** Exercise directions **
Would you pull out every line of the material that contains the string "trimer"?

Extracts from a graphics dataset
(begin)

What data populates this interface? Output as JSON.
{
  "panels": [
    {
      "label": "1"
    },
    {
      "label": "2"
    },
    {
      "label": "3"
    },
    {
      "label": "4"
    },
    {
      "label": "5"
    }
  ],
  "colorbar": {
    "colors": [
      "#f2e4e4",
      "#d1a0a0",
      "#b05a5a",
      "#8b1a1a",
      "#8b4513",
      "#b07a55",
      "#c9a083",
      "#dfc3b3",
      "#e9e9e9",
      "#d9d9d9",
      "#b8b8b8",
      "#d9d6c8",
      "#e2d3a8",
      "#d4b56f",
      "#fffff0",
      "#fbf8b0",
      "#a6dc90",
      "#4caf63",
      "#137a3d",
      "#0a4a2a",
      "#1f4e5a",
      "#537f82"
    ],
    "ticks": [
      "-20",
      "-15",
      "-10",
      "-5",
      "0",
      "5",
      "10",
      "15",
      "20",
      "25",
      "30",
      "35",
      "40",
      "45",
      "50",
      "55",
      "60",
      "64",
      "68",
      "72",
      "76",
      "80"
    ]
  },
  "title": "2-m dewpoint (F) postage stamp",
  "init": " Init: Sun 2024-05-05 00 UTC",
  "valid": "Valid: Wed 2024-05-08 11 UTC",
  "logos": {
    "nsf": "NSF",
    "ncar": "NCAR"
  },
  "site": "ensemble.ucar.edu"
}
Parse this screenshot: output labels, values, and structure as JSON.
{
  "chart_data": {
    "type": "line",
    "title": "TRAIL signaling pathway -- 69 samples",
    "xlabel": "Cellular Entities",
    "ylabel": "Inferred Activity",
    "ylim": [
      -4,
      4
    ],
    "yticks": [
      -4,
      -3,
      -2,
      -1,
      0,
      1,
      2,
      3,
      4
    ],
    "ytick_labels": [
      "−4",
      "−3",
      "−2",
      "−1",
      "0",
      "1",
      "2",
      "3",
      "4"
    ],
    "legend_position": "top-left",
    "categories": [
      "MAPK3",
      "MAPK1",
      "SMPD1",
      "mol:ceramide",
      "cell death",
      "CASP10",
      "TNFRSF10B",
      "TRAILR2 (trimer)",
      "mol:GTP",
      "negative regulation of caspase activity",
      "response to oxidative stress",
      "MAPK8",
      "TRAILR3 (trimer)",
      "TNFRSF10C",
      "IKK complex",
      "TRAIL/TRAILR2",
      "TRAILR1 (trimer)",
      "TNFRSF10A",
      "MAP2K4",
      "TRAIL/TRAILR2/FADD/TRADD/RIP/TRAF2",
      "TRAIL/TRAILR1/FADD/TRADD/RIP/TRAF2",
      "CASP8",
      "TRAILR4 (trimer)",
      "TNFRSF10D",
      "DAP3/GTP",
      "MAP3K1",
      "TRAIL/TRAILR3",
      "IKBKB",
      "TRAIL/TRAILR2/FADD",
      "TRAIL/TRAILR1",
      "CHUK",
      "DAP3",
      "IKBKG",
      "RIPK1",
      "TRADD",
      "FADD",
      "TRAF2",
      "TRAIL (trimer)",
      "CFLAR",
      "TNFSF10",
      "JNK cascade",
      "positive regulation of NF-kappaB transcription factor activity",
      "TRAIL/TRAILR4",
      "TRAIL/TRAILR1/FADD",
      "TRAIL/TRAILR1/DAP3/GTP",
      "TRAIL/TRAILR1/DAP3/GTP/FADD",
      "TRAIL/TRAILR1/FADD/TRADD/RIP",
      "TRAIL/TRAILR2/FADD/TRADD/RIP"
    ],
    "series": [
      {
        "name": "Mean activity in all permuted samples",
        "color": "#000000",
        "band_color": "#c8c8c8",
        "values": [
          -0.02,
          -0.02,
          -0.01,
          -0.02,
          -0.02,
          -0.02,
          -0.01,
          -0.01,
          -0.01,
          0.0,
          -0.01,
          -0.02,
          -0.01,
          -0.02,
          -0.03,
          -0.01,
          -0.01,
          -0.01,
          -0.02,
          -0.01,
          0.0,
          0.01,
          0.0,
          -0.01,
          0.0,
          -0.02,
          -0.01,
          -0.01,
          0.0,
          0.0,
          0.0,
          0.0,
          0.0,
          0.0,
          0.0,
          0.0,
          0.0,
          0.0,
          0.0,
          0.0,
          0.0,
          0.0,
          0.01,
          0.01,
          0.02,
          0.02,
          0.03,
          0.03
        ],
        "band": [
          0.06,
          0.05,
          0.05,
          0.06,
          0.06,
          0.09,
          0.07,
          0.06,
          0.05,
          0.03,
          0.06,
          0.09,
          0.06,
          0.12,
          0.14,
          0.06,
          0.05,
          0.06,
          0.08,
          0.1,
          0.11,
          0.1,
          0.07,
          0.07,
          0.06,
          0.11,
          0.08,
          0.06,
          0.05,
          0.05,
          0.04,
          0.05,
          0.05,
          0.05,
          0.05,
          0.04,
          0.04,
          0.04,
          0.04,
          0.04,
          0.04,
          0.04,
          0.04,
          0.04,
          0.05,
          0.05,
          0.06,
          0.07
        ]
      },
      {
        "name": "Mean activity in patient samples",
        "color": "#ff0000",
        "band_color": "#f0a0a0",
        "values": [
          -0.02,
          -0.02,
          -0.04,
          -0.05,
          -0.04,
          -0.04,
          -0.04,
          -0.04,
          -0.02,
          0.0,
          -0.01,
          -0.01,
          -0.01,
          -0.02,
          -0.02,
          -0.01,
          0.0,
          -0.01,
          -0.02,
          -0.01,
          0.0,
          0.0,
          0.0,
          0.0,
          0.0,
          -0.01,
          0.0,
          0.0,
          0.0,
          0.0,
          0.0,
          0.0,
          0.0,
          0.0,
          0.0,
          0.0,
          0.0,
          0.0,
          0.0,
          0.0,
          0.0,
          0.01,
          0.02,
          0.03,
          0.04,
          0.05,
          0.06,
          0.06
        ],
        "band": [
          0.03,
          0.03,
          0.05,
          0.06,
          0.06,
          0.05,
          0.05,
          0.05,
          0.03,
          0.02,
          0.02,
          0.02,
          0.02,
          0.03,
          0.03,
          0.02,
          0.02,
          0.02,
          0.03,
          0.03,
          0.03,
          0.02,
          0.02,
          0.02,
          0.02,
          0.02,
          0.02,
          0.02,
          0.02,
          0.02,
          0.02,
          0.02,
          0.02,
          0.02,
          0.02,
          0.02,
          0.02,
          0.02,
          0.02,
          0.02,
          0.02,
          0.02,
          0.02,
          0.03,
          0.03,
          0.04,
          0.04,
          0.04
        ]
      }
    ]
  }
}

(end)

** Complete output **
      "TRAILR2 (trimer)",
      "TRAILR3 (trimer)",
      "TRAILR1 (trimer)",
      "TRAILR4 (trimer)",
      "TRAIL (trimer)",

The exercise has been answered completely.